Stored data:
━━━━━━

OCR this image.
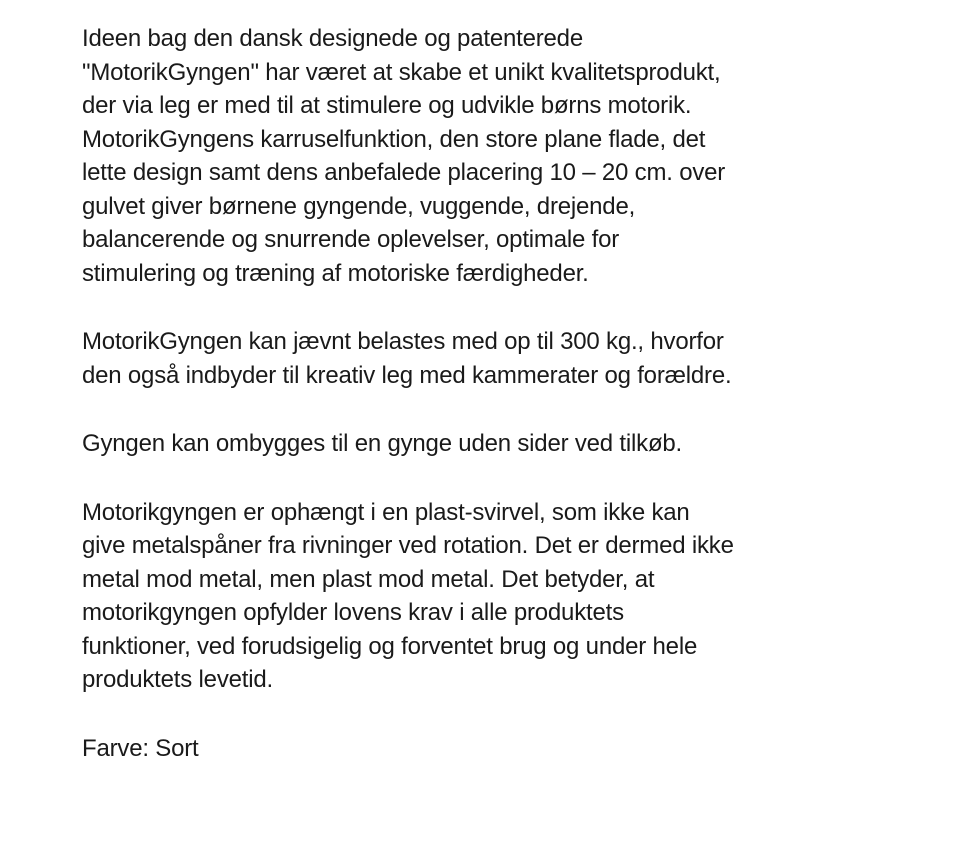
Ideen bag den dansk designede og patenterede
"MotorikGyngen" har været at skabe et unikt kvalitetsprodukt,
der via leg er med til at stimulere og udvikle børns motorik.
MotorikGyngens karruselfunktion, den store plane flade, det
lette design samt dens anbefalede placering 10 – 20 cm. over
gulvet giver børnene gyngende, vuggende, drejende,
balancerende og snurrende oplevelser, optimale for
stimulering og træning af motoriske færdigheder.

MotorikGyngen kan jævnt belastes med op til 300 kg., hvorfor
den også indbyder til kreativ leg med kammerater og forældre.

Gyngen kan ombygges til en gynge uden sider ved tilkøb.

Motorikgyngen er ophængt i en plast-svirvel, som ikke kan
give metalspåner fra rivninger ved rotation. Det er dermed ikke
metal mod metal, men plast mod metal. Det betyder, at
motorikgyngen opfylder lovens krav i alle produktets
funktioner, ved forudsigelig og forventet brug og under hele
produktets levetid.

Farve: Sort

━━━━━━

• **Work instructions**: Return the entries unchanged, save for the pictures, which do not belong in the copy.

• **Expected answer**:
OCR this image.
Ideen bag den dansk designede og patenterede
"MotorikGyngen" har været at skabe et unikt kvalitetsprodukt,
der via leg er med til at stimulere og udvikle børns motorik.
MotorikGyngens karruselfunktion, den store plane flade, det
lette design samt dens anbefalede placering 10 – 20 cm. over
gulvet giver børnene gyngende, vuggende, drejende,
balancerende og snurrende oplevelser, optimale for
stimulering og træning af motoriske færdigheder.

MotorikGyngen kan jævnt belastes med op til 300 kg., hvorfor
den også indbyder til kreativ leg med kammerater og forældre.

Gyngen kan ombygges til en gynge uden sider ved tilkøb.

Motorikgyngen er ophængt i en plast-svirvel, som ikke kan
give metalspåner fra rivninger ved rotation. Det er dermed ikke
metal mod metal, men plast mod metal. Det betyder, at
motorikgyngen opfylder lovens krav i alle produktets
funktioner, ved forudsigelig og forventet brug og under hele
produktets levetid.

Farve: Sort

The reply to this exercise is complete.